**Set problem**
In the data below, find every line with the string "text" and pull it out.
------ Data to use
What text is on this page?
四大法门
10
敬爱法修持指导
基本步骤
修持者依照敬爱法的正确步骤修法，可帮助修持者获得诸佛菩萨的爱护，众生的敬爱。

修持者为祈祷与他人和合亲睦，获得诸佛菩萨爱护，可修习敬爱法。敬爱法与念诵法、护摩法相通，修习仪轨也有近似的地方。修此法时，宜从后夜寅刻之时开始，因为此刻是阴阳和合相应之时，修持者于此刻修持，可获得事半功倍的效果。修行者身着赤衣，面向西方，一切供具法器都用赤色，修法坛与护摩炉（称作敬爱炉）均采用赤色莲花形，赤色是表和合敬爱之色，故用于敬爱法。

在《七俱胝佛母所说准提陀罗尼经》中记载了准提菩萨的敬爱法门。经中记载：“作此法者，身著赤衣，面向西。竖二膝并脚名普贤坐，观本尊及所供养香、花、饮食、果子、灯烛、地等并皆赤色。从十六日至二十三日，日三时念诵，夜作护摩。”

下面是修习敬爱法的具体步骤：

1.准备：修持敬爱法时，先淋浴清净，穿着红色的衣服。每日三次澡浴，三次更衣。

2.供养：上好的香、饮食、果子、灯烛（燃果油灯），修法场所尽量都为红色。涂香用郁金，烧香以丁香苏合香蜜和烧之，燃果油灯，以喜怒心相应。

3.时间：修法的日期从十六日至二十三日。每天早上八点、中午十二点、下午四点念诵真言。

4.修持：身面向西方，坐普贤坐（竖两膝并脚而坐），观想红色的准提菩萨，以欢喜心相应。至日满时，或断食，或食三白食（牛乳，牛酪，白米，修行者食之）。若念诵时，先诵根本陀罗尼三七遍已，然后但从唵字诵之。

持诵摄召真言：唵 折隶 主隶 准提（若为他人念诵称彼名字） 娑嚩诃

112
------------
------ Data to use
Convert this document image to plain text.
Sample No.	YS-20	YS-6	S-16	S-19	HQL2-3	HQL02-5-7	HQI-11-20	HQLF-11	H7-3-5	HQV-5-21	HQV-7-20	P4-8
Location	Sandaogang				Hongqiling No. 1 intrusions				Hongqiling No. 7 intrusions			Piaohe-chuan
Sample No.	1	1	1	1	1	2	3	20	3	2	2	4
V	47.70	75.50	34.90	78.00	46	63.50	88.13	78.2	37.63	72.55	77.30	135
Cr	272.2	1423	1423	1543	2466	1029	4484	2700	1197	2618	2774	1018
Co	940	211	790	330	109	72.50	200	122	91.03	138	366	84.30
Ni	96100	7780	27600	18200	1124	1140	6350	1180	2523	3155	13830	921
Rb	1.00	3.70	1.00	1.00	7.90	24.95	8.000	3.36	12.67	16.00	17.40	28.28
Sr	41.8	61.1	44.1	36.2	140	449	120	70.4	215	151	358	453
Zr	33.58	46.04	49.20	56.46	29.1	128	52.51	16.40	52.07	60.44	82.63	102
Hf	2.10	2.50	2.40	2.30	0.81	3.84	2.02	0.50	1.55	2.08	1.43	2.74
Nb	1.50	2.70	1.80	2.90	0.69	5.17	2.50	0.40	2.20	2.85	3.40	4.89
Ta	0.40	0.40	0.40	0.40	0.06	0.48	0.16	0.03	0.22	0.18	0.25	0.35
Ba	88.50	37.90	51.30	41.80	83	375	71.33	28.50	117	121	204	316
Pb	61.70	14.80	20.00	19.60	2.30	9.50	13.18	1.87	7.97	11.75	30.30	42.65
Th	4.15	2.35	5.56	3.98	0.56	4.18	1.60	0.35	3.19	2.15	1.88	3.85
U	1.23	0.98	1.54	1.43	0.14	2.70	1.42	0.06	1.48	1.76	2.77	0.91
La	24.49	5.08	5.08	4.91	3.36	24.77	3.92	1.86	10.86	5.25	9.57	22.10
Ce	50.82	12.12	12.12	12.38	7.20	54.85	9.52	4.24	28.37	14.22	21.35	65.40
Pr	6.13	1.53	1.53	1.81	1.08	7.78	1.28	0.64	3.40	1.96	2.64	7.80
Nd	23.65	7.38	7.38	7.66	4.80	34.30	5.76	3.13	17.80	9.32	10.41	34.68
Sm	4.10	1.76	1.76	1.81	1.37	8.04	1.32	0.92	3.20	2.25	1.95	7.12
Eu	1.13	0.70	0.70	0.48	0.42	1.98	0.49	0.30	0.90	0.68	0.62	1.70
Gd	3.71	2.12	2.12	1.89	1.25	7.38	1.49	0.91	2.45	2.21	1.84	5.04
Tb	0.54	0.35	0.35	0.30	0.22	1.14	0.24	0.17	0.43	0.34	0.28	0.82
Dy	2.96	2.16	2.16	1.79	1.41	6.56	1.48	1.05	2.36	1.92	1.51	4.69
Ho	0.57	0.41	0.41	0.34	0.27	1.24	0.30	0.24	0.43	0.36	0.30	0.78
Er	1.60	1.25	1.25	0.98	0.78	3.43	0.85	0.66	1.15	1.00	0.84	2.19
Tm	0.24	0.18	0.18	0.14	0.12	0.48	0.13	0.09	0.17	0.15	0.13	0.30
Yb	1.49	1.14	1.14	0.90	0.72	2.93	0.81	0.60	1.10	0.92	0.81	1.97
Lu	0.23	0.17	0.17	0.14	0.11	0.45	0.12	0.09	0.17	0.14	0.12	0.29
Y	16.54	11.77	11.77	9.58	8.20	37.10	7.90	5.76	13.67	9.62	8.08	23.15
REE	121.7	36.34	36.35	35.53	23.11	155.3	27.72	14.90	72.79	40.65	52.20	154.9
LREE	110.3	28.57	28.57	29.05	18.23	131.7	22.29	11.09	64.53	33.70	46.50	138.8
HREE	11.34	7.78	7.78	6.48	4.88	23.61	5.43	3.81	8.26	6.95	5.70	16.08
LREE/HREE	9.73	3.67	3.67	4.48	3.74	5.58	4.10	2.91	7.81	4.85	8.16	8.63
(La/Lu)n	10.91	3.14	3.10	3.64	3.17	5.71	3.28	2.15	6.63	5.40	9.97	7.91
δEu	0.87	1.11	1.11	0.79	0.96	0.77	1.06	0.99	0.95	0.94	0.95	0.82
------------
**Exercise output**
What text is on this page?
Convert this document image to plain text.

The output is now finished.